The problem =
Transcribe the material below exactly as it appears.

══════

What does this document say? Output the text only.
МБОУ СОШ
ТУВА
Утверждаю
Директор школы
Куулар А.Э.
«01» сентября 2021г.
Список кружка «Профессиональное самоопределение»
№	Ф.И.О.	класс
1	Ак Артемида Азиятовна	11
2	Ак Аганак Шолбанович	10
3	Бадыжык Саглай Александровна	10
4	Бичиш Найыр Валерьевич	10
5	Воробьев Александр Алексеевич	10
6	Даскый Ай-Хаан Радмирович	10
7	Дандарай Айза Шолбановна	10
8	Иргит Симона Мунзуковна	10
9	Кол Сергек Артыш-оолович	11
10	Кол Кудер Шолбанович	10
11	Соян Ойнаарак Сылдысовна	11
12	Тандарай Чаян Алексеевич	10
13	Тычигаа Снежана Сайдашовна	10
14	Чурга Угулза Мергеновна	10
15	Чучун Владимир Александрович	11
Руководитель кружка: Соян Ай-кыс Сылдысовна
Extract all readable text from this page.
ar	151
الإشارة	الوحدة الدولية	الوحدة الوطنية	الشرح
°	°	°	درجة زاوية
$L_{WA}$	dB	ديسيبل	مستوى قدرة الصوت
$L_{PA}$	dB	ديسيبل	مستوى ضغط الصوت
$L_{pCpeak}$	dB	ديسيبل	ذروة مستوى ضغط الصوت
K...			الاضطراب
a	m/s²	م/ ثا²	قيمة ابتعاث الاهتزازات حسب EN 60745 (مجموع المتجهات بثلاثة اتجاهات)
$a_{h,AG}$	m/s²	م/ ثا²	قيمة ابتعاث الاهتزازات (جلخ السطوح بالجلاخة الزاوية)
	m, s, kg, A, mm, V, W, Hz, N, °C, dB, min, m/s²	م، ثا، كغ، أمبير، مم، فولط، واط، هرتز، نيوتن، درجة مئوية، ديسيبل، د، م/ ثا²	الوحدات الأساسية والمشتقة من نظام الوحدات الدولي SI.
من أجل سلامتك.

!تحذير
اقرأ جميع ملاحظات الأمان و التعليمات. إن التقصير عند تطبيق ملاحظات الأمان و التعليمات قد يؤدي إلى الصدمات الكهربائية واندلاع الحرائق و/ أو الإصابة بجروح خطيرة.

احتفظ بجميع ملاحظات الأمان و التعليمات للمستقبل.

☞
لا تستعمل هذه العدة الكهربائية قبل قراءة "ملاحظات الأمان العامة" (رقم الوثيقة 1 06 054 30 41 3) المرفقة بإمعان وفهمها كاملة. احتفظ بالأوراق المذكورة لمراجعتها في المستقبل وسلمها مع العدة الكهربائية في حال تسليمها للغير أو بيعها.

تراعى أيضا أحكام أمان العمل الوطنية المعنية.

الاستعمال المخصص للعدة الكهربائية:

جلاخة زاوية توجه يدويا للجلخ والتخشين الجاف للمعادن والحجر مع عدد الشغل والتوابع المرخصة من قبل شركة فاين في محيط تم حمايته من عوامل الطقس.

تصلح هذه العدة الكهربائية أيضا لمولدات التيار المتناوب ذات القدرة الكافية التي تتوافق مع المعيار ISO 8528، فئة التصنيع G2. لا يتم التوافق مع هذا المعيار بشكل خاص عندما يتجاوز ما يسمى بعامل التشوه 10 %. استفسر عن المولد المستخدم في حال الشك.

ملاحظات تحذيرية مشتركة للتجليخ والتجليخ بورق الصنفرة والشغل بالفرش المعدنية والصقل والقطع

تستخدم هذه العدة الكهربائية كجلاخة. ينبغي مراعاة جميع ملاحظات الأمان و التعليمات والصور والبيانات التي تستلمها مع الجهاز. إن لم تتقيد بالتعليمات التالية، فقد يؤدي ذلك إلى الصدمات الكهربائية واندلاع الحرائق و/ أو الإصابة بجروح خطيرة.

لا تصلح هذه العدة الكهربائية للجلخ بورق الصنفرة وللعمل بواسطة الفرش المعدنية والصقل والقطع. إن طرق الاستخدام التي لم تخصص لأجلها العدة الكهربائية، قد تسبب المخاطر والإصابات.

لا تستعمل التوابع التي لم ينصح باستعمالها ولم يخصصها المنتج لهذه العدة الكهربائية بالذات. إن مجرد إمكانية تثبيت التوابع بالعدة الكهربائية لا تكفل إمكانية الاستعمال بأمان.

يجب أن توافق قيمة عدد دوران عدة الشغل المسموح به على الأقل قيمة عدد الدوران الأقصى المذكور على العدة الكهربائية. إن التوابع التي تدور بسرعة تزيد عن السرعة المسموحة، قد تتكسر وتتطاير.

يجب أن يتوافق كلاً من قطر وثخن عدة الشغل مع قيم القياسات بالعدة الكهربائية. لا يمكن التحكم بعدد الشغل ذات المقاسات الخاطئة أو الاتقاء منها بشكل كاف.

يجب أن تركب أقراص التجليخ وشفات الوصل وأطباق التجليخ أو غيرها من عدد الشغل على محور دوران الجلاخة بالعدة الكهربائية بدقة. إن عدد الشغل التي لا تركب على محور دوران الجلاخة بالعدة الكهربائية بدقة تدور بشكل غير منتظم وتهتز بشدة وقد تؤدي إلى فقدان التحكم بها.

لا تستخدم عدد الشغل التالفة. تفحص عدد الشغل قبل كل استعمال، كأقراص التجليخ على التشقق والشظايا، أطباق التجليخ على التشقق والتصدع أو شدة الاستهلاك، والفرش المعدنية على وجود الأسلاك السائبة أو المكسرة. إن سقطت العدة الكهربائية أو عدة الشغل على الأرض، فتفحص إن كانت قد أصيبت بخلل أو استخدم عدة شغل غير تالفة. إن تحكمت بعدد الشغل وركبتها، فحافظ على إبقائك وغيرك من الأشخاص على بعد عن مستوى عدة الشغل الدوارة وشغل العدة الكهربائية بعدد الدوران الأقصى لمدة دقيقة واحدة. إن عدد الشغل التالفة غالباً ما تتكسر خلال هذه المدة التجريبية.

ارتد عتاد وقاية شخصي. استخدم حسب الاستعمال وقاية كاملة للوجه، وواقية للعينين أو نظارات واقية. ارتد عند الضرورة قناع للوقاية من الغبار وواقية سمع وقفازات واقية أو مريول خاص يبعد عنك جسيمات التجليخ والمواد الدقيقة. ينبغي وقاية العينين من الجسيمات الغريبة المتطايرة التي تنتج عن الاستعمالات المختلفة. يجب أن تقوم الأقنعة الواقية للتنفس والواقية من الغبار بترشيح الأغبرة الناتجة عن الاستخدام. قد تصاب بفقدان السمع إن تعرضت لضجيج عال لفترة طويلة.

══════

Solution =
What does this document say? Output the text only.
МБОУ СОШ
ТУВА
Утверждаю
Директор школы
Куулар А.Э.
«01» сентября 2021г.
Список кружка «Профессиональное самоопределение»
№	Ф.И.О.	класс
1	Ак Артемида Азиятовна	11
2	Ак Аганак Шолбанович	10
3	Бадыжык Саглай Александровна	10
4	Бичиш Найыр Валерьевич	10
5	Воробьев Александр Алексеевич	10
6	Даскый Ай-Хаан Радмирович	10
7	Дандарай Айза Шолбановна	10
8	Иргит Симона Мунзуковна	10
9	Кол Сергек Артыш-оолович	11
10	Кол Кудер Шолбанович	10
11	Соян Ойнаарак Сылдысовна	11
12	Тандарай Чаян Алексеевич	10
13	Тычигаа Снежана Сайдашовна	10
14	Чурга Угулза Мергеновна	10
15	Чучун Владимир Александрович	11
Руководитель кружка: Соян Ай-кыс Сылдысовна
Extract all readable text from this page.
ar	151
الإشارة	الوحدة الدولية	الوحدة الوطنية	الشرح
°	°	°	درجة زاوية
$L_{WA}$	dB	ديسيبل	مستوى قدرة الصوت
$L_{PA}$	dB	ديسيبل	مستوى ضغط الصوت
$L_{pCpeak}$	dB	ديسيبل	ذروة مستوى ضغط الصوت
K...			الاضطراب
a	m/s²	م/ ثا²	قيمة ابتعاث الاهتزازات حسب EN 60745 (مجموع المتجهات بثلاثة اتجاهات)
$a_{h,AG}$	m/s²	م/ ثا²	قيمة ابتعاث الاهتزازات (جلخ السطوح بالجلاخة الزاوية)
	m, s, kg, A, mm, V, W, Hz, N, °C, dB, min, m/s²	م، ثا، كغ، أمبير، مم، فولط، واط، هرتز، نيوتن، درجة مئوية، ديسيبل، د، م/ ثا²	الوحدات الأساسية والمشتقة من نظام الوحدات الدولي SI.
من أجل سلامتك.

!تحذير
اقرأ جميع ملاحظات الأمان و التعليمات. إن التقصير عند تطبيق ملاحظات الأمان و التعليمات قد يؤدي إلى الصدمات الكهربائية واندلاع الحرائق و/ أو الإصابة بجروح خطيرة.

احتفظ بجميع ملاحظات الأمان و التعليمات للمستقبل.

☞
لا تستعمل هذه العدة الكهربائية قبل قراءة "ملاحظات الأمان العامة" (رقم الوثيقة 1 06 054 30 41 3) المرفقة بإمعان وفهمها كاملة. احتفظ بالأوراق المذكورة لمراجعتها في المستقبل وسلمها مع العدة الكهربائية في حال تسليمها للغير أو بيعها.

تراعى أيضا أحكام أمان العمل الوطنية المعنية.

الاستعمال المخصص للعدة الكهربائية:

جلاخة زاوية توجه يدويا للجلخ والتخشين الجاف للمعادن والحجر مع عدد الشغل والتوابع المرخصة من قبل شركة فاين في محيط تم حمايته من عوامل الطقس.

تصلح هذه العدة الكهربائية أيضا لمولدات التيار المتناوب ذات القدرة الكافية التي تتوافق مع المعيار ISO 8528، فئة التصنيع G2. لا يتم التوافق مع هذا المعيار بشكل خاص عندما يتجاوز ما يسمى بعامل التشوه 10 %. استفسر عن المولد المستخدم في حال الشك.

ملاحظات تحذيرية مشتركة للتجليخ والتجليخ بورق الصنفرة والشغل بالفرش المعدنية والصقل والقطع

تستخدم هذه العدة الكهربائية كجلاخة. ينبغي مراعاة جميع ملاحظات الأمان و التعليمات والصور والبيانات التي تستلمها مع الجهاز. إن لم تتقيد بالتعليمات التالية، فقد يؤدي ذلك إلى الصدمات الكهربائية واندلاع الحرائق و/ أو الإصابة بجروح خطيرة.

لا تصلح هذه العدة الكهربائية للجلخ بورق الصنفرة وللعمل بواسطة الفرش المعدنية والصقل والقطع. إن طرق الاستخدام التي لم تخصص لأجلها العدة الكهربائية، قد تسبب المخاطر والإصابات.

لا تستعمل التوابع التي لم ينصح باستعمالها ولم يخصصها المنتج لهذه العدة الكهربائية بالذات. إن مجرد إمكانية تثبيت التوابع بالعدة الكهربائية لا تكفل إمكانية الاستعمال بأمان.

يجب أن توافق قيمة عدد دوران عدة الشغل المسموح به على الأقل قيمة عدد الدوران الأقصى المذكور على العدة الكهربائية. إن التوابع التي تدور بسرعة تزيد عن السرعة المسموحة، قد تتكسر وتتطاير.

يجب أن يتوافق كلاً من قطر وثخن عدة الشغل مع قيم القياسات بالعدة الكهربائية. لا يمكن التحكم بعدد الشغل ذات المقاسات الخاطئة أو الاتقاء منها بشكل كاف.

يجب أن تركب أقراص التجليخ وشفات الوصل وأطباق التجليخ أو غيرها من عدد الشغل على محور دوران الجلاخة بالعدة الكهربائية بدقة. إن عدد الشغل التي لا تركب على محور دوران الجلاخة بالعدة الكهربائية بدقة تدور بشكل غير منتظم وتهتز بشدة وقد تؤدي إلى فقدان التحكم بها.

لا تستخدم عدد الشغل التالفة. تفحص عدد الشغل قبل كل استعمال، كأقراص التجليخ على التشقق والشظايا، أطباق التجليخ على التشقق والتصدع أو شدة الاستهلاك، والفرش المعدنية على وجود الأسلاك السائبة أو المكسرة. إن سقطت العدة الكهربائية أو عدة الشغل على الأرض، فتفحص إن كانت قد أصيبت بخلل أو استخدم عدة شغل غير تالفة. إن تحكمت بعدد الشغل وركبتها، فحافظ على إبقائك وغيرك من الأشخاص على بعد عن مستوى عدة الشغل الدوارة وشغل العدة الكهربائية بعدد الدوران الأقصى لمدة دقيقة واحدة. إن عدد الشغل التالفة غالباً ما تتكسر خلال هذه المدة التجريبية.

ارتد عتاد وقاية شخصي. استخدم حسب الاستعمال وقاية كاملة للوجه، وواقية للعينين أو نظارات واقية. ارتد عند الضرورة قناع للوقاية من الغبار وواقية سمع وقفازات واقية أو مريول خاص يبعد عنك جسيمات التجليخ والمواد الدقيقة. ينبغي وقاية العينين من الجسيمات الغريبة المتطايرة التي تنتج عن الاستعمالات المختلفة. يجب أن تقوم الأقنعة الواقية للتنفس والواقية من الغبار بترشيح الأغبرة الناتجة عن الاستخدام. قد تصاب بفقدان السمع إن تعرضت لضجيج عال لفترة طويلة.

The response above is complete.